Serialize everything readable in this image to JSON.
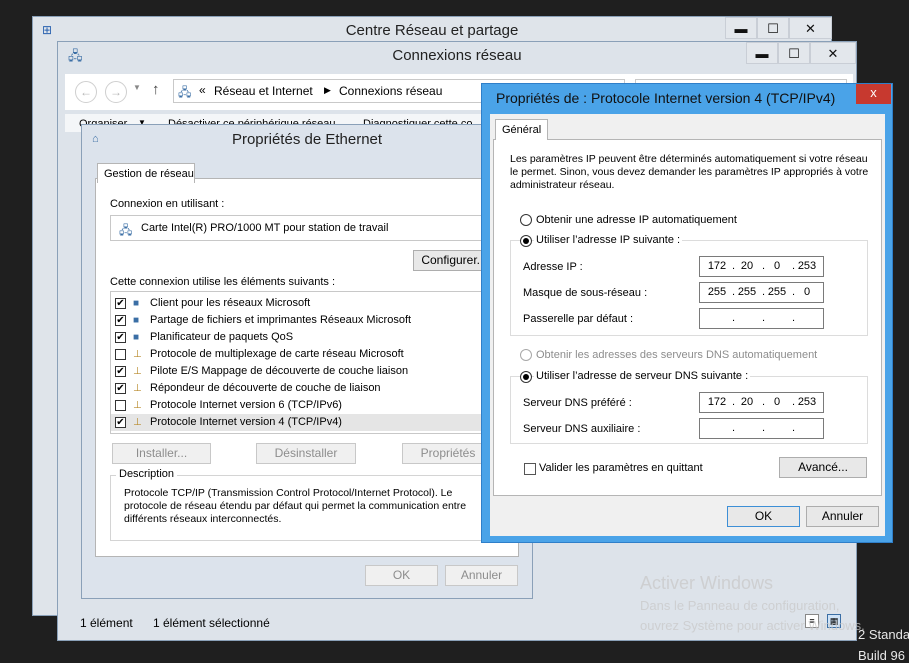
{
  "colors": {
    "dialog_border": "#3d8fd6",
    "close_red": "#c7392f",
    "desktop": "#1f1f1f"
  },
  "centre_window": {
    "title": "Centre Réseau et partage"
  },
  "connexions_window": {
    "title": "Connexions réseau",
    "breadcrumb": {
      "prefix": "«",
      "item1": "Réseau et Internet",
      "item2": "Connexions réseau"
    },
    "toolbar": {
      "organize": "Organiser",
      "disable": "Désactiver ce périphérique réseau",
      "diagnose": "Diagnostiquer cette co"
    },
    "status": {
      "count": "1 élément",
      "selected": "1 élément sélectionné"
    }
  },
  "ethernet_dialog": {
    "title": "Propriétés de Ethernet",
    "tab": "Gestion de réseau",
    "connect_using_label": "Connexion en utilisant :",
    "adapter": "Carte Intel(R) PRO/1000 MT pour station de travail",
    "configure_button": "Configurer...",
    "items_label": "Cette connexion utilise les éléments suivants :",
    "items": [
      {
        "label": "Client pour les réseaux Microsoft",
        "checked": "✔"
      },
      {
        "label": "Partage de fichiers et imprimantes Réseaux Microsoft",
        "checked": "✔"
      },
      {
        "label": "Planificateur de paquets QoS",
        "checked": "✔"
      },
      {
        "label": "Protocole de multiplexage de carte réseau Microsoft",
        "checked": ""
      },
      {
        "label": "Pilote E/S Mappage de découverte de couche liaison",
        "checked": "✔"
      },
      {
        "label": "Répondeur de découverte de couche de liaison",
        "checked": "✔"
      },
      {
        "label": "Protocole Internet version 6 (TCP/IPv6)",
        "checked": ""
      },
      {
        "label": "Protocole Internet version 4 (TCP/IPv4)",
        "checked": "✔"
      }
    ],
    "install_button": "Installer...",
    "uninstall_button": "Désinstaller",
    "properties_button": "Propriétés",
    "description_title": "Description",
    "description_text": "Protocole TCP/IP (Transmission Control Protocol/Internet Protocol). Le protocole de réseau étendu par défaut qui permet la communication entre différents réseaux interconnectés.",
    "ok_button": "OK",
    "cancel_button": "Annuler"
  },
  "ipv4_dialog": {
    "title": "Propriétés de : Protocole Internet version 4 (TCP/IPv4)",
    "close": "x",
    "tab": "Général",
    "intro": "Les paramètres IP peuvent être déterminés automatiquement si votre réseau le permet. Sinon, vous devez demander les paramètres IP appropriés à votre administrateur réseau.",
    "auto_ip_label": "Obtenir une adresse IP automatiquement",
    "manual_ip_label": "Utiliser l’adresse IP suivante :",
    "ip_label": "Adresse IP :",
    "ip_value": [
      "172",
      "20",
      "0",
      "253"
    ],
    "mask_label": "Masque de sous-réseau :",
    "mask_value": [
      "255",
      "255",
      "255",
      "0"
    ],
    "gateway_label": "Passerelle par défaut :",
    "gateway_value": [
      "",
      "",
      "",
      ""
    ],
    "auto_dns_label": "Obtenir les adresses des serveurs DNS automatiquement",
    "manual_dns_label": "Utiliser l’adresse de serveur DNS suivante :",
    "dns_pref_label": "Serveur DNS préféré :",
    "dns_pref_value": [
      "172",
      "20",
      "0",
      "253"
    ],
    "dns_alt_label": "Serveur DNS auxiliaire :",
    "dns_alt_value": [
      "",
      "",
      "",
      ""
    ],
    "validate_label": "Valider les paramètres en quittant",
    "advanced_button": "Avancé...",
    "ok_button": "OK",
    "cancel_button": "Annuler"
  },
  "watermark": {
    "line1": "Activer Windows",
    "line2": "Dans le Panneau de configuration,",
    "line3": "ouvrez Système pour activer Windows.",
    "edge1": "2 Standa",
    "edge2": "Build 96"
  }
}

→ **Work to complete**:
Reproduce the whole listing exactly, but not the images in it.

→ **The answer**:
Serialize everything readable in this image to JSON.
{
  "colors": {
    "dialog_border": "#3d8fd6",
    "close_red": "#c7392f",
    "desktop": "#1f1f1f"
  },
  "centre_window": {
    "title": "Centre Réseau et partage"
  },
  "connexions_window": {
    "title": "Connexions réseau",
    "breadcrumb": {
      "prefix": "«",
      "item1": "Réseau et Internet",
      "item2": "Connexions réseau"
    },
    "toolbar": {
      "organize": "Organiser",
      "disable": "Désactiver ce périphérique réseau",
      "diagnose": "Diagnostiquer cette co"
    },
    "status": {
      "count": "1 élément",
      "selected": "1 élément sélectionné"
    }
  },
  "ethernet_dialog": {
    "title": "Propriétés de Ethernet",
    "tab": "Gestion de réseau",
    "connect_using_label": "Connexion en utilisant :",
    "adapter": "Carte Intel(R) PRO/1000 MT pour station de travail",
    "configure_button": "Configurer...",
    "items_label": "Cette connexion utilise les éléments suivants :",
    "items": [
      {
        "label": "Client pour les réseaux Microsoft",
        "checked": "✔"
      },
      {
        "label": "Partage de fichiers et imprimantes Réseaux Microsoft",
        "checked": "✔"
      },
      {
        "label": "Planificateur de paquets QoS",
        "checked": "✔"
      },
      {
        "label": "Protocole de multiplexage de carte réseau Microsoft",
        "checked": ""
      },
      {
        "label": "Pilote E/S Mappage de découverte de couche liaison",
        "checked": "✔"
      },
      {
        "label": "Répondeur de découverte de couche de liaison",
        "checked": "✔"
      },
      {
        "label": "Protocole Internet version 6 (TCP/IPv6)",
        "checked": ""
      },
      {
        "label": "Protocole Internet version 4 (TCP/IPv4)",
        "checked": "✔"
      }
    ],
    "install_button": "Installer...",
    "uninstall_button": "Désinstaller",
    "properties_button": "Propriétés",
    "description_title": "Description",
    "description_text": "Protocole TCP/IP (Transmission Control Protocol/Internet Protocol). Le protocole de réseau étendu par défaut qui permet la communication entre différents réseaux interconnectés.",
    "ok_button": "OK",
    "cancel_button": "Annuler"
  },
  "ipv4_dialog": {
    "title": "Propriétés de : Protocole Internet version 4 (TCP/IPv4)",
    "close": "x",
    "tab": "Général",
    "intro": "Les paramètres IP peuvent être déterminés automatiquement si votre réseau le permet. Sinon, vous devez demander les paramètres IP appropriés à votre administrateur réseau.",
    "auto_ip_label": "Obtenir une adresse IP automatiquement",
    "manual_ip_label": "Utiliser l’adresse IP suivante :",
    "ip_label": "Adresse IP :",
    "ip_value": [
      "172",
      "20",
      "0",
      "253"
    ],
    "mask_label": "Masque de sous-réseau :",
    "mask_value": [
      "255",
      "255",
      "255",
      "0"
    ],
    "gateway_label": "Passerelle par défaut :",
    "gateway_value": [
      "",
      "",
      "",
      ""
    ],
    "auto_dns_label": "Obtenir les adresses des serveurs DNS automatiquement",
    "manual_dns_label": "Utiliser l’adresse de serveur DNS suivante :",
    "dns_pref_label": "Serveur DNS préféré :",
    "dns_pref_value": [
      "172",
      "20",
      "0",
      "253"
    ],
    "dns_alt_label": "Serveur DNS auxiliaire :",
    "dns_alt_value": [
      "",
      "",
      "",
      ""
    ],
    "validate_label": "Valider les paramètres en quittant",
    "advanced_button": "Avancé...",
    "ok_button": "OK",
    "cancel_button": "Annuler"
  },
  "watermark": {
    "line1": "Activer Windows",
    "line2": "Dans le Panneau de configuration,",
    "line3": "ouvrez Système pour activer Windows.",
    "edge1": "2 Standa",
    "edge2": "Build 96"
  }
}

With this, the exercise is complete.